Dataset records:
(begin)
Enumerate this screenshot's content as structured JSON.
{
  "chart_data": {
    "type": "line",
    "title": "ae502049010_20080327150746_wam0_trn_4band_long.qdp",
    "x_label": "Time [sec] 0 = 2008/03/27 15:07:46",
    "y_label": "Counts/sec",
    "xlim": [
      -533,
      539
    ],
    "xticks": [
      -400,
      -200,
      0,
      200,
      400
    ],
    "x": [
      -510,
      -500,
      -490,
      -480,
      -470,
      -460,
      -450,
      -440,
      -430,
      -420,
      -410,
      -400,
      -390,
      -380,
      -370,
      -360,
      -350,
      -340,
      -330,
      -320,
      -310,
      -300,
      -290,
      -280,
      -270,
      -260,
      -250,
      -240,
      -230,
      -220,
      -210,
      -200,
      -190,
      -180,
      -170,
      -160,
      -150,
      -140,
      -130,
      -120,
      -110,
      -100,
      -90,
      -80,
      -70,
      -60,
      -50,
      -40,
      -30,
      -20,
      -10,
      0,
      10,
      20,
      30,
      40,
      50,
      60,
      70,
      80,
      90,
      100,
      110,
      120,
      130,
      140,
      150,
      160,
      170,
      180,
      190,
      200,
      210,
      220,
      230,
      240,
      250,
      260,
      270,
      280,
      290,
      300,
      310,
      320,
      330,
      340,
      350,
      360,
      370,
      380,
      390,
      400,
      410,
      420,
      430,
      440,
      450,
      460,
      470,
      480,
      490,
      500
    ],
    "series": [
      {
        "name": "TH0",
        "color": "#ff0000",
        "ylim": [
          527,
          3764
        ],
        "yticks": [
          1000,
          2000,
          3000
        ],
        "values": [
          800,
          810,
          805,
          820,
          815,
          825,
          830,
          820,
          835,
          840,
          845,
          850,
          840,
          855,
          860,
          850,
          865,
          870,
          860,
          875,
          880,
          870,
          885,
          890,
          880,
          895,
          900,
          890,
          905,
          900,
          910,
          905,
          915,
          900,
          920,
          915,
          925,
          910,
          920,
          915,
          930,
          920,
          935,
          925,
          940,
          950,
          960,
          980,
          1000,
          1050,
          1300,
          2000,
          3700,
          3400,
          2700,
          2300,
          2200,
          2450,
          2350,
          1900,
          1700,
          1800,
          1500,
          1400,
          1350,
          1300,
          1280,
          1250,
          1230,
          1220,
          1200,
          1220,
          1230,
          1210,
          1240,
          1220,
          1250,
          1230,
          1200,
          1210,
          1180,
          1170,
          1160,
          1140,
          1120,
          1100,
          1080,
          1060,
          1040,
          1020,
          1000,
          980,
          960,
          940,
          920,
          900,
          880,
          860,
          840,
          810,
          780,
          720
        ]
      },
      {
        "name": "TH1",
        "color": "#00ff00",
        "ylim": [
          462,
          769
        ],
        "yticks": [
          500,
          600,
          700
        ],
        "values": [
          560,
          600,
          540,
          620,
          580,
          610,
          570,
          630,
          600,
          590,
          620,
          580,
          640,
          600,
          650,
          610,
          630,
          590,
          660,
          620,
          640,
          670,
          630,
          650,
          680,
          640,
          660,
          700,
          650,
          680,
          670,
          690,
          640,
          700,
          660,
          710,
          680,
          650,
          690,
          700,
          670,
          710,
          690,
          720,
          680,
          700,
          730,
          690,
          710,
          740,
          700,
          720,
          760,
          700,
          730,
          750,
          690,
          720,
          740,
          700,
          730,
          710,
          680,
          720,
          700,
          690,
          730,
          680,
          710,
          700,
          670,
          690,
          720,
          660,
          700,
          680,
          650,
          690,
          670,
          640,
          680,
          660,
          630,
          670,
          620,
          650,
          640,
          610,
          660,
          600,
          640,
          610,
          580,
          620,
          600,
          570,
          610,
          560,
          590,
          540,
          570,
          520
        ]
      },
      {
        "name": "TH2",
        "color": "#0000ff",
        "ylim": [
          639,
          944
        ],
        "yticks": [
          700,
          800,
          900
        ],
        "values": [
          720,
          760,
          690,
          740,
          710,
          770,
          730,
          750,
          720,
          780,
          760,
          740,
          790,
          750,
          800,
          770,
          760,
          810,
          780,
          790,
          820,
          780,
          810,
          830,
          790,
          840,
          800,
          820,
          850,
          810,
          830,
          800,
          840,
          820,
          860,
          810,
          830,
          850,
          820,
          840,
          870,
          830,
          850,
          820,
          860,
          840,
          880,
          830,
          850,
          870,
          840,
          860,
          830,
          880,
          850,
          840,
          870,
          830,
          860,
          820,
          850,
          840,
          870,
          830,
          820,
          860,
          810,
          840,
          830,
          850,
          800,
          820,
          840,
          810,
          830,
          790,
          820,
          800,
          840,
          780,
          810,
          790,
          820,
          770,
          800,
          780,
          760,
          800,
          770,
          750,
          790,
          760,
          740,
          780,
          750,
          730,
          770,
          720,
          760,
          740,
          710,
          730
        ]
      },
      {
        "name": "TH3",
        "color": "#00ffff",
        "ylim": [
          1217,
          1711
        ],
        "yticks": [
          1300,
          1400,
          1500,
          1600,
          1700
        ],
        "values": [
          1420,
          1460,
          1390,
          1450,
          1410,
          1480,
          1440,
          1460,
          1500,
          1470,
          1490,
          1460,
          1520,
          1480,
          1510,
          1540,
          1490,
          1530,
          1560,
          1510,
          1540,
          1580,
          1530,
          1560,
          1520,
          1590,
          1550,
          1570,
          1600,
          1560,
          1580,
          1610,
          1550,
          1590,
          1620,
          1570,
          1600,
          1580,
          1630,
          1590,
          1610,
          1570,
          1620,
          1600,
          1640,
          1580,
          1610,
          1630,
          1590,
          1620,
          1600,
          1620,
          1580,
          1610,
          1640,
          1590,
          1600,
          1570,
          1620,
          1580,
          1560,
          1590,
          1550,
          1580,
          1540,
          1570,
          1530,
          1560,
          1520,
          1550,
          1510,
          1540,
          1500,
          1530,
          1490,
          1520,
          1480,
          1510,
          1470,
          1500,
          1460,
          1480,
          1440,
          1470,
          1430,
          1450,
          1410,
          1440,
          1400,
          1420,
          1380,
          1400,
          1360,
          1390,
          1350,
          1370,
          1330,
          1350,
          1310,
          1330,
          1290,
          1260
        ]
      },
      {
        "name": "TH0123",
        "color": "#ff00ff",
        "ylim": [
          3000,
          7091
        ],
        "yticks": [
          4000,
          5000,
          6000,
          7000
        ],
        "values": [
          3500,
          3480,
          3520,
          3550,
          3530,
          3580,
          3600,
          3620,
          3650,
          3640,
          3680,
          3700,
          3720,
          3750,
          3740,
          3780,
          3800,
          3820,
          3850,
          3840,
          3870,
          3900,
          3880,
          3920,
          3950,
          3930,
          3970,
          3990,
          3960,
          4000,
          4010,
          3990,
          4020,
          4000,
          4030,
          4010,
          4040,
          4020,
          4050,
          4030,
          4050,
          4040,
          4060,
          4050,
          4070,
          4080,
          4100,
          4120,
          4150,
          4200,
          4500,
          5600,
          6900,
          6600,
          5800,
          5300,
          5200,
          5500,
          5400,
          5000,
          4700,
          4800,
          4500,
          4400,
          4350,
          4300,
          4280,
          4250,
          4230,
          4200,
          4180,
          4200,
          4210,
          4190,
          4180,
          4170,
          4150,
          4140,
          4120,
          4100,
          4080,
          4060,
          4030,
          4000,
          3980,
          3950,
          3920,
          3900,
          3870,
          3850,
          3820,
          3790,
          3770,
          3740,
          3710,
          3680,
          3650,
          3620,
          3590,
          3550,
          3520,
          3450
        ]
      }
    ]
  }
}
(end)
Exercise instructions:
Return the listing above word for word.

Completed exercise:
Enumerate this screenshot's content as structured JSON.
{
  "chart_data": {
    "type": "line",
    "title": "ae502049010_20080327150746_wam0_trn_4band_long.qdp",
    "x_label": "Time [sec] 0 = 2008/03/27 15:07:46",
    "y_label": "Counts/sec",
    "xlim": [
      -533,
      539
    ],
    "xticks": [
      -400,
      -200,
      0,
      200,
      400
    ],
    "x": [
      -510,
      -500,
      -490,
      -480,
      -470,
      -460,
      -450,
      -440,
      -430,
      -420,
      -410,
      -400,
      -390,
      -380,
      -370,
      -360,
      -350,
      -340,
      -330,
      -320,
      -310,
      -300,
      -290,
      -280,
      -270,
      -260,
      -250,
      -240,
      -230,
      -220,
      -210,
      -200,
      -190,
      -180,
      -170,
      -160,
      -150,
      -140,
      -130,
      -120,
      -110,
      -100,
      -90,
      -80,
      -70,
      -60,
      -50,
      -40,
      -30,
      -20,
      -10,
      0,
      10,
      20,
      30,
      40,
      50,
      60,
      70,
      80,
      90,
      100,
      110,
      120,
      130,
      140,
      150,
      160,
      170,
      180,
      190,
      200,
      210,
      220,
      230,
      240,
      250,
      260,
      270,
      280,
      290,
      300,
      310,
      320,
      330,
      340,
      350,
      360,
      370,
      380,
      390,
      400,
      410,
      420,
      430,
      440,
      450,
      460,
      470,
      480,
      490,
      500
    ],
    "series": [
      {
        "name": "TH0",
        "color": "#ff0000",
        "ylim": [
          527,
          3764
        ],
        "yticks": [
          1000,
          2000,
          3000
        ],
        "values": [
          800,
          810,
          805,
          820,
          815,
          825,
          830,
          820,
          835,
          840,
          845,
          850,
          840,
          855,
          860,
          850,
          865,
          870,
          860,
          875,
          880,
          870,
          885,
          890,
          880,
          895,
          900,
          890,
          905,
          900,
          910,
          905,
          915,
          900,
          920,
          915,
          925,
          910,
          920,
          915,
          930,
          920,
          935,
          925,
          940,
          950,
          960,
          980,
          1000,
          1050,
          1300,
          2000,
          3700,
          3400,
          2700,
          2300,
          2200,
          2450,
          2350,
          1900,
          1700,
          1800,
          1500,
          1400,
          1350,
          1300,
          1280,
          1250,
          1230,
          1220,
          1200,
          1220,
          1230,
          1210,
          1240,
          1220,
          1250,
          1230,
          1200,
          1210,
          1180,
          1170,
          1160,
          1140,
          1120,
          1100,
          1080,
          1060,
          1040,
          1020,
          1000,
          980,
          960,
          940,
          920,
          900,
          880,
          860,
          840,
          810,
          780,
          720
        ]
      },
      {
        "name": "TH1",
        "color": "#00ff00",
        "ylim": [
          462,
          769
        ],
        "yticks": [
          500,
          600,
          700
        ],
        "values": [
          560,
          600,
          540,
          620,
          580,
          610,
          570,
          630,
          600,
          590,
          620,
          580,
          640,
          600,
          650,
          610,
          630,
          590,
          660,
          620,
          640,
          670,
          630,
          650,
          680,
          640,
          660,
          700,
          650,
          680,
          670,
          690,
          640,
          700,
          660,
          710,
          680,
          650,
          690,
          700,
          670,
          710,
          690,
          720,
          680,
          700,
          730,
          690,
          710,
          740,
          700,
          720,
          760,
          700,
          730,
          750,
          690,
          720,
          740,
          700,
          730,
          710,
          680,
          720,
          700,
          690,
          730,
          680,
          710,
          700,
          670,
          690,
          720,
          660,
          700,
          680,
          650,
          690,
          670,
          640,
          680,
          660,
          630,
          670,
          620,
          650,
          640,
          610,
          660,
          600,
          640,
          610,
          580,
          620,
          600,
          570,
          610,
          560,
          590,
          540,
          570,
          520
        ]
      },
      {
        "name": "TH2",
        "color": "#0000ff",
        "ylim": [
          639,
          944
        ],
        "yticks": [
          700,
          800,
          900
        ],
        "values": [
          720,
          760,
          690,
          740,
          710,
          770,
          730,
          750,
          720,
          780,
          760,
          740,
          790,
          750,
          800,
          770,
          760,
          810,
          780,
          790,
          820,
          780,
          810,
          830,
          790,
          840,
          800,
          820,
          850,
          810,
          830,
          800,
          840,
          820,
          860,
          810,
          830,
          850,
          820,
          840,
          870,
          830,
          850,
          820,
          860,
          840,
          880,
          830,
          850,
          870,
          840,
          860,
          830,
          880,
          850,
          840,
          870,
          830,
          860,
          820,
          850,
          840,
          870,
          830,
          820,
          860,
          810,
          840,
          830,
          850,
          800,
          820,
          840,
          810,
          830,
          790,
          820,
          800,
          840,
          780,
          810,
          790,
          820,
          770,
          800,
          780,
          760,
          800,
          770,
          750,
          790,
          760,
          740,
          780,
          750,
          730,
          770,
          720,
          760,
          740,
          710,
          730
        ]
      },
      {
        "name": "TH3",
        "color": "#00ffff",
        "ylim": [
          1217,
          1711
        ],
        "yticks": [
          1300,
          1400,
          1500,
          1600,
          1700
        ],
        "values": [
          1420,
          1460,
          1390,
          1450,
          1410,
          1480,
          1440,
          1460,
          1500,
          1470,
          1490,
          1460,
          1520,
          1480,
          1510,
          1540,
          1490,
          1530,
          1560,
          1510,
          1540,
          1580,
          1530,
          1560,
          1520,
          1590,
          1550,
          1570,
          1600,
          1560,
          1580,
          1610,
          1550,
          1590,
          1620,
          1570,
          1600,
          1580,
          1630,
          1590,
          1610,
          1570,
          1620,
          1600,
          1640,
          1580,
          1610,
          1630,
          1590,
          1620,
          1600,
          1620,
          1580,
          1610,
          1640,
          1590,
          1600,
          1570,
          1620,
          1580,
          1560,
          1590,
          1550,
          1580,
          1540,
          1570,
          1530,
          1560,
          1520,
          1550,
          1510,
          1540,
          1500,
          1530,
          1490,
          1520,
          1480,
          1510,
          1470,
          1500,
          1460,
          1480,
          1440,
          1470,
          1430,
          1450,
          1410,
          1440,
          1400,
          1420,
          1380,
          1400,
          1360,
          1390,
          1350,
          1370,
          1330,
          1350,
          1310,
          1330,
          1290,
          1260
        ]
      },
      {
        "name": "TH0123",
        "color": "#ff00ff",
        "ylim": [
          3000,
          7091
        ],
        "yticks": [
          4000,
          5000,
          6000,
          7000
        ],
        "values": [
          3500,
          3480,
          3520,
          3550,
          3530,
          3580,
          3600,
          3620,
          3650,
          3640,
          3680,
          3700,
          3720,
          3750,
          3740,
          3780,
          3800,
          3820,
          3850,
          3840,
          3870,
          3900,
          3880,
          3920,
          3950,
          3930,
          3970,
          3990,
          3960,
          4000,
          4010,
          3990,
          4020,
          4000,
          4030,
          4010,
          4040,
          4020,
          4050,
          4030,
          4050,
          4040,
          4060,
          4050,
          4070,
          4080,
          4100,
          4120,
          4150,
          4200,
          4500,
          5600,
          6900,
          6600,
          5800,
          5300,
          5200,
          5500,
          5400,
          5000,
          4700,
          4800,
          4500,
          4400,
          4350,
          4300,
          4280,
          4250,
          4230,
          4200,
          4180,
          4200,
          4210,
          4190,
          4180,
          4170,
          4150,
          4140,
          4120,
          4100,
          4080,
          4060,
          4030,
          4000,
          3980,
          3950,
          3920,
          3900,
          3870,
          3850,
          3820,
          3790,
          3770,
          3740,
          3710,
          3680,
          3650,
          3620,
          3590,
          3550,
          3520,
          3450
        ]
      }
    ]
  }
}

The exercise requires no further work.